SET EXERCISE >> Give the number of lines in the listing below that include the word "novamente", with nothing more.
— Start —
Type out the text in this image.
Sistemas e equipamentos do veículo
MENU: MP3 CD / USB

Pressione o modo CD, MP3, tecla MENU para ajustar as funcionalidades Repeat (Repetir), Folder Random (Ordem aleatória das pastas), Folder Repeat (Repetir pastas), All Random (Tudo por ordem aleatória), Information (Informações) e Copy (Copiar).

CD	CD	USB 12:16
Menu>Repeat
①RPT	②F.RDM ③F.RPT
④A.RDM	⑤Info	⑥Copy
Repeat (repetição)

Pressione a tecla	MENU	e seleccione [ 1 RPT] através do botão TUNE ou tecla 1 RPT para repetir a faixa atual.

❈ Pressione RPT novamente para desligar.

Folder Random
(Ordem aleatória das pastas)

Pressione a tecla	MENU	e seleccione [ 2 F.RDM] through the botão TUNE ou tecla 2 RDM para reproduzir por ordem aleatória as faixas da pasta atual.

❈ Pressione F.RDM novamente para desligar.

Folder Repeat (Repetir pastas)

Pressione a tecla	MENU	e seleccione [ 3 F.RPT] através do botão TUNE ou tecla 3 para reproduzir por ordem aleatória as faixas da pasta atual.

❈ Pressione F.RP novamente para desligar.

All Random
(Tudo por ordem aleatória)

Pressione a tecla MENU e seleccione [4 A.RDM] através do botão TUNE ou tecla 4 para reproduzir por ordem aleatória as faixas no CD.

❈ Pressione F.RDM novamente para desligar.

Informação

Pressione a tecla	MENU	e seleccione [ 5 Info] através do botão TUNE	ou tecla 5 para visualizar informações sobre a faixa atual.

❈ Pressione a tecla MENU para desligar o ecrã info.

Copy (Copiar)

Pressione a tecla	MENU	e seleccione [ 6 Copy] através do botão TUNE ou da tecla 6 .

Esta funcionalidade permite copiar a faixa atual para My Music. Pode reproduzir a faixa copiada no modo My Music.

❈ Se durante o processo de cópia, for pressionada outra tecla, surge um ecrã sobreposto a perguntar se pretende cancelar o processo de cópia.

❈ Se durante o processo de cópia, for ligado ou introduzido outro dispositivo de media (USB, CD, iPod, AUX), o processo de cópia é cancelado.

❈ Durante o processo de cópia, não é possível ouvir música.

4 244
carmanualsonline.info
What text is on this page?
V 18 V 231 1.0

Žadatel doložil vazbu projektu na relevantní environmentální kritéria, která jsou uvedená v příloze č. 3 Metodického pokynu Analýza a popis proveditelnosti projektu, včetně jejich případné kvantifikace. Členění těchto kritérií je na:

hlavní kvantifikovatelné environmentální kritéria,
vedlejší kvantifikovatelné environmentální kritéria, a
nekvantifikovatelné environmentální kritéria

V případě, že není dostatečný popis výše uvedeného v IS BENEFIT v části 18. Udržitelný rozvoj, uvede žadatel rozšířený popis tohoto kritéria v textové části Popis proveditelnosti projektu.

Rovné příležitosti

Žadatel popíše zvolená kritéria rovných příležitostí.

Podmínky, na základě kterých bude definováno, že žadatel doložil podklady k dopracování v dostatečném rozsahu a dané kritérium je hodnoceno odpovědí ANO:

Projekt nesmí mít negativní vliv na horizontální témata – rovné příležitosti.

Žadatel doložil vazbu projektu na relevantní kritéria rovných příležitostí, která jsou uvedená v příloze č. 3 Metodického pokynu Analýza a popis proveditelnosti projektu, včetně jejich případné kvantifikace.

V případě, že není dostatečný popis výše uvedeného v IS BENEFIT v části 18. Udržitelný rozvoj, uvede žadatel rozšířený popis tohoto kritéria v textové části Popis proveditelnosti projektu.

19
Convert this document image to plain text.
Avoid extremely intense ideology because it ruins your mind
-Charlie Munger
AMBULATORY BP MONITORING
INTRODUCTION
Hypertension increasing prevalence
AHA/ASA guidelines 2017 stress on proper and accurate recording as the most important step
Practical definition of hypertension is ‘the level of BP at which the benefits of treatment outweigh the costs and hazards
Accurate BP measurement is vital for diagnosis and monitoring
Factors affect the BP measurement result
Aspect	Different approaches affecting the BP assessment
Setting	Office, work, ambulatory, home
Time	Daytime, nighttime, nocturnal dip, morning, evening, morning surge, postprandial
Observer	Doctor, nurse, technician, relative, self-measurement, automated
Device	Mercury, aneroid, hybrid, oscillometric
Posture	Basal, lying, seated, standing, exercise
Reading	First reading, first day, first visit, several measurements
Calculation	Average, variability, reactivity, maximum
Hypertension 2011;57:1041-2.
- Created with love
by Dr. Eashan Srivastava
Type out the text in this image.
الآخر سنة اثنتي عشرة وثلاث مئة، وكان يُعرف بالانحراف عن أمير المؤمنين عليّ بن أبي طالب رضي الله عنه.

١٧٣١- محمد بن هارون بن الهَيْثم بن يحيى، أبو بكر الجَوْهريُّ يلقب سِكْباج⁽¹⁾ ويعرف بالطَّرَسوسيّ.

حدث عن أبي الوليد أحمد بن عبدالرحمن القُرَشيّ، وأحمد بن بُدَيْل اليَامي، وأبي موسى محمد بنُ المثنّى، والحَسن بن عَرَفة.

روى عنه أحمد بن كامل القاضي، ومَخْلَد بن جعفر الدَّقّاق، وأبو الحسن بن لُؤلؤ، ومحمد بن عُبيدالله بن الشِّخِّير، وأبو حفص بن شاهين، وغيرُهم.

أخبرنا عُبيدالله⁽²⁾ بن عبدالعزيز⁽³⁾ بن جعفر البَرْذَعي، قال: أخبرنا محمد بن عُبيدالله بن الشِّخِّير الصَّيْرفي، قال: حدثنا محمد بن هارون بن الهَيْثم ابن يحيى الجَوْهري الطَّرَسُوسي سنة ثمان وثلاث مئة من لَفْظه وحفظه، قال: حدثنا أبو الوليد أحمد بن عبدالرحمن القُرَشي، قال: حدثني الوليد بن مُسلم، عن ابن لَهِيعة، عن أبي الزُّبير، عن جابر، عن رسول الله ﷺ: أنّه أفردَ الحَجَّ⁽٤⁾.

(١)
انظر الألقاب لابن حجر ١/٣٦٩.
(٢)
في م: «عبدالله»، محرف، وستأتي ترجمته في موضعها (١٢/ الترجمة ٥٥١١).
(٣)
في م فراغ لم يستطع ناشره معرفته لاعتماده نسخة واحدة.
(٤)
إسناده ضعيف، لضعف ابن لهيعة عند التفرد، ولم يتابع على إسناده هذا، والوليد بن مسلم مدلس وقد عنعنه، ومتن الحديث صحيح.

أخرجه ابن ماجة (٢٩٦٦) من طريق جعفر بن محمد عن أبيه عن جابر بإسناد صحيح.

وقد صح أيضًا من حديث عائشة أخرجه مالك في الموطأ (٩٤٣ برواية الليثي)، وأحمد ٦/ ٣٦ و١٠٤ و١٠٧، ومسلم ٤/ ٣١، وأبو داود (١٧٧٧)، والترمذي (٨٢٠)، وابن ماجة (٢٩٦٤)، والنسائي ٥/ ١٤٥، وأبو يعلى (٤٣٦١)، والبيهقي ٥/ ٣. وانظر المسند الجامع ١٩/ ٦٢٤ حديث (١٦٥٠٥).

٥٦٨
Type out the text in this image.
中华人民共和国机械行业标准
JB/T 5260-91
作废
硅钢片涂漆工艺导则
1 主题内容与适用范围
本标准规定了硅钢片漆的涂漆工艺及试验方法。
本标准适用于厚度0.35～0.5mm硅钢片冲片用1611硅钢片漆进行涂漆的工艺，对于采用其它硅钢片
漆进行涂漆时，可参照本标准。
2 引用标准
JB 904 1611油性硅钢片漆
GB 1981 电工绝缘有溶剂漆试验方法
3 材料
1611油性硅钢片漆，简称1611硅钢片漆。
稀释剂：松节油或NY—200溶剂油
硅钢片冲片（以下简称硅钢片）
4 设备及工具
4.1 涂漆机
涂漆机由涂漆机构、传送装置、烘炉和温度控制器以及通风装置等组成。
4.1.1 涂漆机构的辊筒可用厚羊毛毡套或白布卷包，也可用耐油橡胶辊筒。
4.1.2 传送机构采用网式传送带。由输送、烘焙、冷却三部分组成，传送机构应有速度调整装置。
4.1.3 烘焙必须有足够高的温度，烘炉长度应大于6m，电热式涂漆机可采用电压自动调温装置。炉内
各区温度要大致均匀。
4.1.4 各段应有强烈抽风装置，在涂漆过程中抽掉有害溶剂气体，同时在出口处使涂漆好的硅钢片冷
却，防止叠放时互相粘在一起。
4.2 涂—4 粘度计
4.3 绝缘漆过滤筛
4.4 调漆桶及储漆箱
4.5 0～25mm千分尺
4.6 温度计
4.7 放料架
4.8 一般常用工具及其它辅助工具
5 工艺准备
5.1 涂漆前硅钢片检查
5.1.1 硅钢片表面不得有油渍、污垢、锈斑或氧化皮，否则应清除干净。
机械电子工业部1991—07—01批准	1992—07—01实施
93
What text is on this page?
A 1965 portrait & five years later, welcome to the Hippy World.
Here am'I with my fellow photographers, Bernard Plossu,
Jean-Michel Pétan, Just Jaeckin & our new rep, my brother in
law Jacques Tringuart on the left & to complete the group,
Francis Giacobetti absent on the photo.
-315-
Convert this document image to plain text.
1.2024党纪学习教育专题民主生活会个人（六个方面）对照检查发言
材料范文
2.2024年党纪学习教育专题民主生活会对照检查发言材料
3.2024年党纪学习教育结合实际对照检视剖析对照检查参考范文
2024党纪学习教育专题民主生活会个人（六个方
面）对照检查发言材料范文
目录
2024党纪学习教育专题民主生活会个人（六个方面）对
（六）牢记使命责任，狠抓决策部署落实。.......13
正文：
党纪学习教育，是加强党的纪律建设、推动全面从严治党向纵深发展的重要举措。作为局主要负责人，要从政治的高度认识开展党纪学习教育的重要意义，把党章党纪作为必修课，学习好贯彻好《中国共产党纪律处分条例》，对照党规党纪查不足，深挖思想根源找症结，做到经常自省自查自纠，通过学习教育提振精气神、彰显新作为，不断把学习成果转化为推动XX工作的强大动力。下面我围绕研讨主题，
— End —
THE OUTPUT >> 4